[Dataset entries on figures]
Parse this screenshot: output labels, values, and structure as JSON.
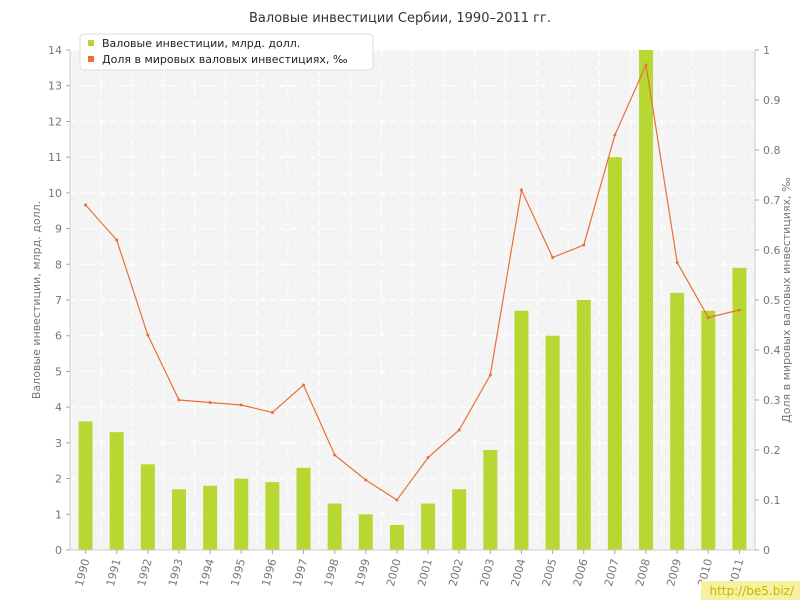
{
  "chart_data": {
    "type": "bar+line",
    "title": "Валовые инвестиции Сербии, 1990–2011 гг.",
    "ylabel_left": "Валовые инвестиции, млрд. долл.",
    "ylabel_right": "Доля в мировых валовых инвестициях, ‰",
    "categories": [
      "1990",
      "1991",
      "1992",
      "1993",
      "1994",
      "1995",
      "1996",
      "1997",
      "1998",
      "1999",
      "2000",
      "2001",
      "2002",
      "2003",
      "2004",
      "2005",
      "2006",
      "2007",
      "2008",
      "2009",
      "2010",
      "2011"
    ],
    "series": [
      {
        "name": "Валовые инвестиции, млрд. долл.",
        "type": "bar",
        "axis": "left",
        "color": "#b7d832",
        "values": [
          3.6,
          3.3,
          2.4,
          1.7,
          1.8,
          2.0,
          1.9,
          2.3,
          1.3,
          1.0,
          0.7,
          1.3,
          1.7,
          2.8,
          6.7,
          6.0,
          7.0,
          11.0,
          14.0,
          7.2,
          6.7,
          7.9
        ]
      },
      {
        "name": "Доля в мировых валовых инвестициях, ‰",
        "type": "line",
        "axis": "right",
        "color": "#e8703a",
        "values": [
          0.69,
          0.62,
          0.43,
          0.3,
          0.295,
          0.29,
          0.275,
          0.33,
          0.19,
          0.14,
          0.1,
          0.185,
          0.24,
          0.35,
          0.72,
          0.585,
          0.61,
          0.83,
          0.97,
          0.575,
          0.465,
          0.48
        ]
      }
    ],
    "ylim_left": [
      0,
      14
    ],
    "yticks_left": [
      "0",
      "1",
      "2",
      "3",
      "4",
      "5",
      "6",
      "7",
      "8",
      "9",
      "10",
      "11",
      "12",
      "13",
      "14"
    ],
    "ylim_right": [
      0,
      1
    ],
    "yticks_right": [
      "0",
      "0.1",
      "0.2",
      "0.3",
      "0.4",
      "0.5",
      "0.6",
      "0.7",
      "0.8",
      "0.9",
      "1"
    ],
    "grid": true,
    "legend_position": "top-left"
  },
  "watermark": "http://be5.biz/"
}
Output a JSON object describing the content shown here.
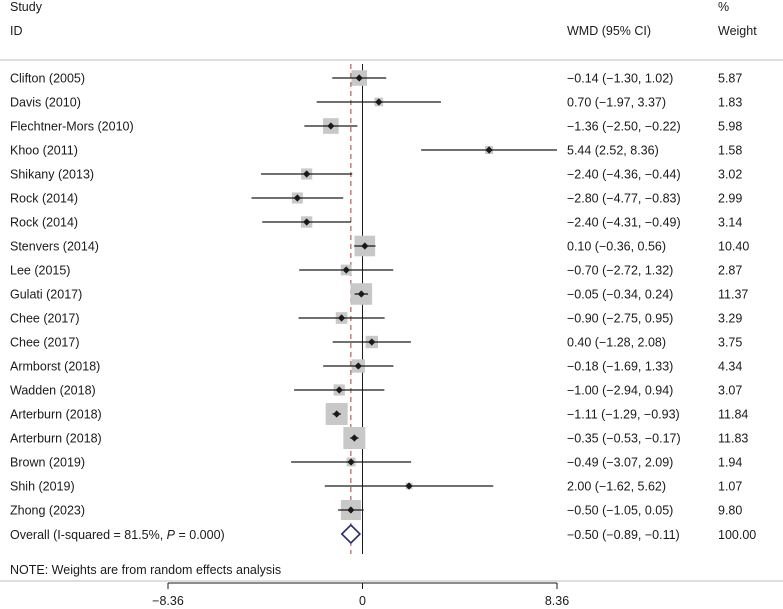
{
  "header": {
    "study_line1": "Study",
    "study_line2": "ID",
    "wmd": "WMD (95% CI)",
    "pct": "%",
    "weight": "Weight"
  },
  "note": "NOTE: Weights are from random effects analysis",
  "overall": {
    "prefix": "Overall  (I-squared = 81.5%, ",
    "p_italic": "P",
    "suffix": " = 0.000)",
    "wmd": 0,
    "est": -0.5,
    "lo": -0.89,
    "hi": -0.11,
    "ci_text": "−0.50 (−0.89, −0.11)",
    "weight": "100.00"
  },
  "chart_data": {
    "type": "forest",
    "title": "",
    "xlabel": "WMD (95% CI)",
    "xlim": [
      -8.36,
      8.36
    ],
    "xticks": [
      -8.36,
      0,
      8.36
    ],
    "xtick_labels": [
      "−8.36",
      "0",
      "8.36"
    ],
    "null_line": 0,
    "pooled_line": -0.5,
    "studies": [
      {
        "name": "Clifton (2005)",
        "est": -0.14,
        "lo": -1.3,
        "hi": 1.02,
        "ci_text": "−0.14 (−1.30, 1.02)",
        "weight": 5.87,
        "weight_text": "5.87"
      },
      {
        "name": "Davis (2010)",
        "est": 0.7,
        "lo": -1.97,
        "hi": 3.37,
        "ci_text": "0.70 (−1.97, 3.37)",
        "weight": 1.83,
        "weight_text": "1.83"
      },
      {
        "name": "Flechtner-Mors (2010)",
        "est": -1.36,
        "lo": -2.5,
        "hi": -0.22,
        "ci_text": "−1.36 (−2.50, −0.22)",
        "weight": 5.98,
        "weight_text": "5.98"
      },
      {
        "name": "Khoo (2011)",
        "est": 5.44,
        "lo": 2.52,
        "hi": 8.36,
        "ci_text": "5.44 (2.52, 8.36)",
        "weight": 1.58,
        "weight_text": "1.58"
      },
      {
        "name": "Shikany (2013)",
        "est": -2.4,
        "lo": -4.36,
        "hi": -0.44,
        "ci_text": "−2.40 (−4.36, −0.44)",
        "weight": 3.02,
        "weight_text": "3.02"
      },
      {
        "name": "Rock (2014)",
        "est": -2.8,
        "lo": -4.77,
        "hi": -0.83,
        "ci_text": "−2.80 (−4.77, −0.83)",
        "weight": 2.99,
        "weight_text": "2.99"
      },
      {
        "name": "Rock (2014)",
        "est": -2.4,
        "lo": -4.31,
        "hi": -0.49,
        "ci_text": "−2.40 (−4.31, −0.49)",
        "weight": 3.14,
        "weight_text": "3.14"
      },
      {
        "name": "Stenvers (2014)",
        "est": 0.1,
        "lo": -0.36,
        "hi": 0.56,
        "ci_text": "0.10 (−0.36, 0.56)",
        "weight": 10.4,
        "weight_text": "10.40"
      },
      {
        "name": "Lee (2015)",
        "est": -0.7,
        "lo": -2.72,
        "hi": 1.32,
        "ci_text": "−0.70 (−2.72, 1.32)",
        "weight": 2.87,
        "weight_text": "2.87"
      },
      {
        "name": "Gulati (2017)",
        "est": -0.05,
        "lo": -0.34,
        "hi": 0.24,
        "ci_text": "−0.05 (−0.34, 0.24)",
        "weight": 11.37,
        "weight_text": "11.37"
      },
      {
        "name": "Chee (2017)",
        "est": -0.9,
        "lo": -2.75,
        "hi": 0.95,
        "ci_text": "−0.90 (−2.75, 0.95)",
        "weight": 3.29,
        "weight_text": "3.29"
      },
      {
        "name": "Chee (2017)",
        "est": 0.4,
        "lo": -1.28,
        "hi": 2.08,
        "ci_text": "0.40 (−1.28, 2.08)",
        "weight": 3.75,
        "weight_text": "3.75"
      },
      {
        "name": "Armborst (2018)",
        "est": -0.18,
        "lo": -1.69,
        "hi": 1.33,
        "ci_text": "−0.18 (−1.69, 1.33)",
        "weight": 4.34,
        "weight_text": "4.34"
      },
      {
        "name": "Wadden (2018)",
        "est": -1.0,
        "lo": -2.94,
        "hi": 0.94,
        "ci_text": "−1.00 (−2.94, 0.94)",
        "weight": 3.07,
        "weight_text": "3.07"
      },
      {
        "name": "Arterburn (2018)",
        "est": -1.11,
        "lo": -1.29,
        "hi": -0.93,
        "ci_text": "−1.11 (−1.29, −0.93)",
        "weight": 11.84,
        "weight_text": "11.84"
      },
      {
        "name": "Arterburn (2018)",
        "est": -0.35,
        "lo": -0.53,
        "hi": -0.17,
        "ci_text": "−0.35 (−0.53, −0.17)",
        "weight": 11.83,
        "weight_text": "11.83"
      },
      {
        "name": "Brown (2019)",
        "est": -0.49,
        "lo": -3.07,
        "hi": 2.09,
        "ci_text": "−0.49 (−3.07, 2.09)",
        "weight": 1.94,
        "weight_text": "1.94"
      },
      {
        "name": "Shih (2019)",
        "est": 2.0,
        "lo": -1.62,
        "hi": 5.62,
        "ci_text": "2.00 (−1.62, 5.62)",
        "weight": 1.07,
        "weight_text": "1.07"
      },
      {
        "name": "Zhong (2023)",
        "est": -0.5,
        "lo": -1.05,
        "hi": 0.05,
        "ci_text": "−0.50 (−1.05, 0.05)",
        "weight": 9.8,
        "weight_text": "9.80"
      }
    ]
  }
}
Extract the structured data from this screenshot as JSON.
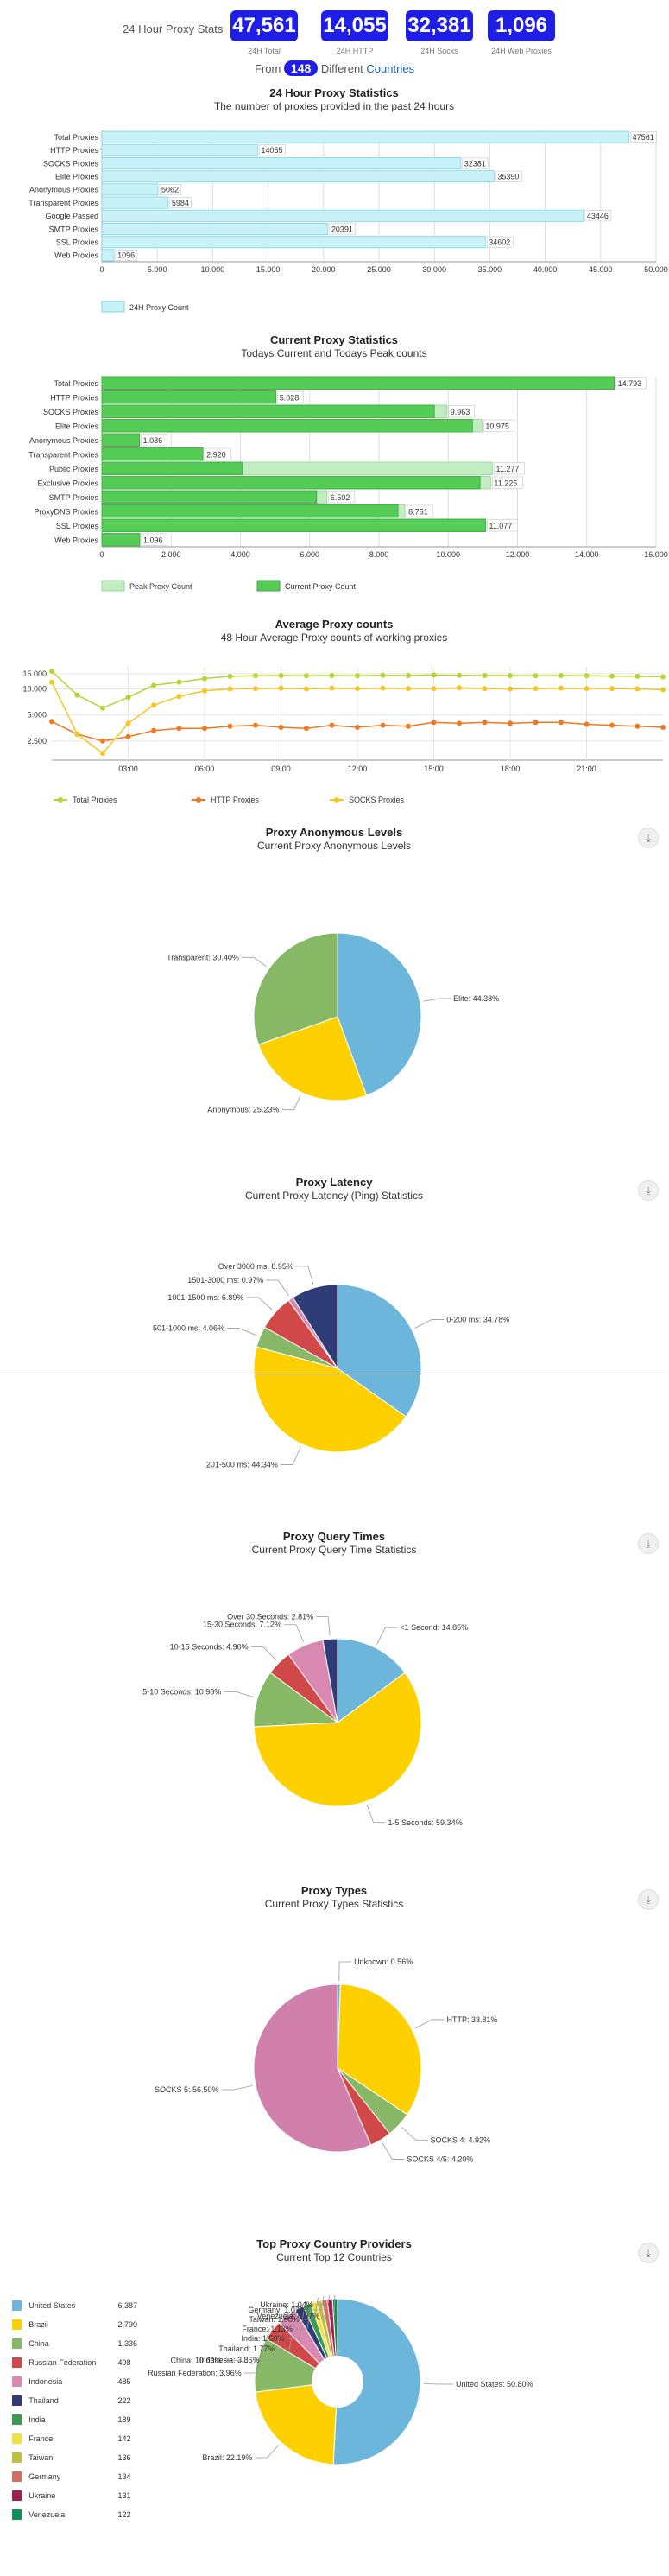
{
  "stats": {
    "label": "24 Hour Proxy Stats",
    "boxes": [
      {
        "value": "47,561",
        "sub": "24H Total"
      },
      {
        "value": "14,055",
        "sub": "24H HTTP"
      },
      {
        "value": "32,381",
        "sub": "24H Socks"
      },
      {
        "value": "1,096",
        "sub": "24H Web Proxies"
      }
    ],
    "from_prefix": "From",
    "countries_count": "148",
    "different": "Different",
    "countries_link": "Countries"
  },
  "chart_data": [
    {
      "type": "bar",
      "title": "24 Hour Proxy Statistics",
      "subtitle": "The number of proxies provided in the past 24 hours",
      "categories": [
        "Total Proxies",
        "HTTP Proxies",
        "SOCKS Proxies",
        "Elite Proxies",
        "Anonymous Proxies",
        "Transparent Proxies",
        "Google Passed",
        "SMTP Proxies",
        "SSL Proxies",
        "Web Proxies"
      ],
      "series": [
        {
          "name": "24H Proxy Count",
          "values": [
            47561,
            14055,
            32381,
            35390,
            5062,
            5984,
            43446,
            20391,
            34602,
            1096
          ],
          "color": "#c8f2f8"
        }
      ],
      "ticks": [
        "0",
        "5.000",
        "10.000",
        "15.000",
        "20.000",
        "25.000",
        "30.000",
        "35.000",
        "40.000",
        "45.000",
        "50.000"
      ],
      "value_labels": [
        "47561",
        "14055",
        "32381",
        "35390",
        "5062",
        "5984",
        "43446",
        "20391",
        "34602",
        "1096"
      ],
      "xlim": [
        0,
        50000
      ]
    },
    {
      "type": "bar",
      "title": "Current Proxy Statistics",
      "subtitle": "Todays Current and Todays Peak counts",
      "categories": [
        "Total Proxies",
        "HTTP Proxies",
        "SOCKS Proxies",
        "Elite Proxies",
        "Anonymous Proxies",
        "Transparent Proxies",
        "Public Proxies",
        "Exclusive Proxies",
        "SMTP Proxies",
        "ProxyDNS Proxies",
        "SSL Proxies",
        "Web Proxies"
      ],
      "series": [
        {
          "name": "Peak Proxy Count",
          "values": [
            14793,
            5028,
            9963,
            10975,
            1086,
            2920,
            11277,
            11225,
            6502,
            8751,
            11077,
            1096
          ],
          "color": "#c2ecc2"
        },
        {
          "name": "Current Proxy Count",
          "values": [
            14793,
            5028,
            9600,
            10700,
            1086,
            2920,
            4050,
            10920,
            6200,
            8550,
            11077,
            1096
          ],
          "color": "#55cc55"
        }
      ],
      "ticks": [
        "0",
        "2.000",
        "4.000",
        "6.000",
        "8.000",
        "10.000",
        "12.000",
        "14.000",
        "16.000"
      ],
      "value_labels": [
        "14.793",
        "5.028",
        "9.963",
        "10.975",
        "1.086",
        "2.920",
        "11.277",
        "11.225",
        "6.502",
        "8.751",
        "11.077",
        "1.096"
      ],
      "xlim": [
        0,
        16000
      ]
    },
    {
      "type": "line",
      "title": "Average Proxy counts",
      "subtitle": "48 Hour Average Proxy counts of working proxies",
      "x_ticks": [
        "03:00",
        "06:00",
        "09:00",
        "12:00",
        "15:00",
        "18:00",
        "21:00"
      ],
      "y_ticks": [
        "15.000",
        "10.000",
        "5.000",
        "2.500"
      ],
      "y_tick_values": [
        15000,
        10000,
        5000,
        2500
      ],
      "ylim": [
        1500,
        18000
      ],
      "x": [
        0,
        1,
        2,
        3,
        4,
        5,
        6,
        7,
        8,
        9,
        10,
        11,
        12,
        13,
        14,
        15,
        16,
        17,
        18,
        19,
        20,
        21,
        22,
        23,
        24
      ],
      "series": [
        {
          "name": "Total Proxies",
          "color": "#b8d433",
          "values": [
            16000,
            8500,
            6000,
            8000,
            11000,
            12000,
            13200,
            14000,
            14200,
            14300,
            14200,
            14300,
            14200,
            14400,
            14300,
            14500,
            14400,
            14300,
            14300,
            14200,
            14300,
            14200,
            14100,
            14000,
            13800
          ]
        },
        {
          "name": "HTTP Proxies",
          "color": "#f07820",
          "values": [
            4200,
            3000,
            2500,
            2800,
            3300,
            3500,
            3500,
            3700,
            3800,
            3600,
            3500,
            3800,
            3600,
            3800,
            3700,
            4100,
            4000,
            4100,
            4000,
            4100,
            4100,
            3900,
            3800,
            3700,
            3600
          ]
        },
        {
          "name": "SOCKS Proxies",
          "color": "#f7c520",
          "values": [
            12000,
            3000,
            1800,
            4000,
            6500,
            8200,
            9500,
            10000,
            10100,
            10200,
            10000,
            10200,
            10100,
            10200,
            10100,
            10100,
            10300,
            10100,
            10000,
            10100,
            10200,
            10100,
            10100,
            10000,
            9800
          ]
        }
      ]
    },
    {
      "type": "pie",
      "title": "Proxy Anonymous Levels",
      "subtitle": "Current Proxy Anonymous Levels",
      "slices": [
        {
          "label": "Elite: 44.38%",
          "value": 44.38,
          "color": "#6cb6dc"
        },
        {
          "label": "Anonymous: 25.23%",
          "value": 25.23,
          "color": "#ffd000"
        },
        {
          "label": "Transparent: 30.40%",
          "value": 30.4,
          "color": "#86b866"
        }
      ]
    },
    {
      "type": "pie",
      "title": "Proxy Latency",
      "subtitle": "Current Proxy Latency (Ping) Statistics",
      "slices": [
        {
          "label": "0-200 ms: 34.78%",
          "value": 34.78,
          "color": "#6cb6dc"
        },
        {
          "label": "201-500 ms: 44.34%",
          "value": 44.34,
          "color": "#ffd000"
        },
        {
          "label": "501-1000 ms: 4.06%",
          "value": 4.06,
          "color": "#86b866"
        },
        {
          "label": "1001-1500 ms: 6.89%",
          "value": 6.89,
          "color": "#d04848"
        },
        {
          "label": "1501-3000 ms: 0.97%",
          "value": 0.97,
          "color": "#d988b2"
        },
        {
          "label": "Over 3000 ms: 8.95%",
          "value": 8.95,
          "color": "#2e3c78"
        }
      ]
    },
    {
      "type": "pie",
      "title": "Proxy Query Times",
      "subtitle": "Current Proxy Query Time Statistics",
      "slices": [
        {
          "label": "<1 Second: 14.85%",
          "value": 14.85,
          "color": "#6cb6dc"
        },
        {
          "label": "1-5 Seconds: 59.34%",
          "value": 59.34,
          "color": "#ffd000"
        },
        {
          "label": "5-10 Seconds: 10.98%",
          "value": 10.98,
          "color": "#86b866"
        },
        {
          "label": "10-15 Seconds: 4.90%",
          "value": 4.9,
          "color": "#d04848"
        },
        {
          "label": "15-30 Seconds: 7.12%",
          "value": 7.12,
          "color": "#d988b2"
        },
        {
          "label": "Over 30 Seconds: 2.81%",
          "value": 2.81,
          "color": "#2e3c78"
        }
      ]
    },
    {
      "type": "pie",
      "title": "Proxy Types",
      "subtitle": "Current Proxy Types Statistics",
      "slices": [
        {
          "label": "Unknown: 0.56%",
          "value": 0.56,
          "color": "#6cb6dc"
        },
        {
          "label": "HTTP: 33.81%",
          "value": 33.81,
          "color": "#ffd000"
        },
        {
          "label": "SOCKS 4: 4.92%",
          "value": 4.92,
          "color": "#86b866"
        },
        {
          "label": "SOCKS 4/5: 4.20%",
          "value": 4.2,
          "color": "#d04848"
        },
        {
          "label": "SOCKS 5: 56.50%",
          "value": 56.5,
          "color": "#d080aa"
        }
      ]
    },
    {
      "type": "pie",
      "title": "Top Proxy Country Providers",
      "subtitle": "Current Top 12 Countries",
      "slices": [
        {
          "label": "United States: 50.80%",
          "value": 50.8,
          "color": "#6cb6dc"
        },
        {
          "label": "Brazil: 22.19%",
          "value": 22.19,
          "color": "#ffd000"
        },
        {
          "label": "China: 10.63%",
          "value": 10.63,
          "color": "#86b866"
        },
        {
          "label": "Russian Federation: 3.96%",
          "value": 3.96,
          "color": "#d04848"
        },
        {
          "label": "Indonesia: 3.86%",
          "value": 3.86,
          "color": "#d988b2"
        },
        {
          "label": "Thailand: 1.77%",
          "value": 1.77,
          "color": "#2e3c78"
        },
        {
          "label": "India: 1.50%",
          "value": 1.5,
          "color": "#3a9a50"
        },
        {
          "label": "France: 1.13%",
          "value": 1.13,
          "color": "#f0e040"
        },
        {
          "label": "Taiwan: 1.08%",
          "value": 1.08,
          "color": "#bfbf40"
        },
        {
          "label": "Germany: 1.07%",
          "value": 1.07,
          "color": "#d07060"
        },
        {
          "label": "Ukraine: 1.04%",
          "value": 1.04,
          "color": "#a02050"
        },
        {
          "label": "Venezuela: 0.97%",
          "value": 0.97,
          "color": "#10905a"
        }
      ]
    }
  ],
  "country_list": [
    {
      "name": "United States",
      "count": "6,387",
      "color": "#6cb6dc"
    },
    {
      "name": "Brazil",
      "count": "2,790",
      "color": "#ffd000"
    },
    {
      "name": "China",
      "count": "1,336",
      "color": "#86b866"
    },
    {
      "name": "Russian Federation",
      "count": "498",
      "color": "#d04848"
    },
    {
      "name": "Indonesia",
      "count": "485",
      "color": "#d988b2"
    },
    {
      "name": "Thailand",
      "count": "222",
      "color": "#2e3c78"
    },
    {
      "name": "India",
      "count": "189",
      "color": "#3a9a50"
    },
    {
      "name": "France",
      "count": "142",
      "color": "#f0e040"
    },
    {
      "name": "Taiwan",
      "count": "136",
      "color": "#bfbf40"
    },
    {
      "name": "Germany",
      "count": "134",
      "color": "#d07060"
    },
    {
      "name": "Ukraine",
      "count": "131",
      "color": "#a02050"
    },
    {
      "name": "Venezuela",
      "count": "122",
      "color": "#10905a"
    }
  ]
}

▶ _Stated exercise_
Pull out every line containing "Indonesia".

▶ _Exercise solution_
          "label": "Indonesia: 3.86%",
      "name": "Indonesia",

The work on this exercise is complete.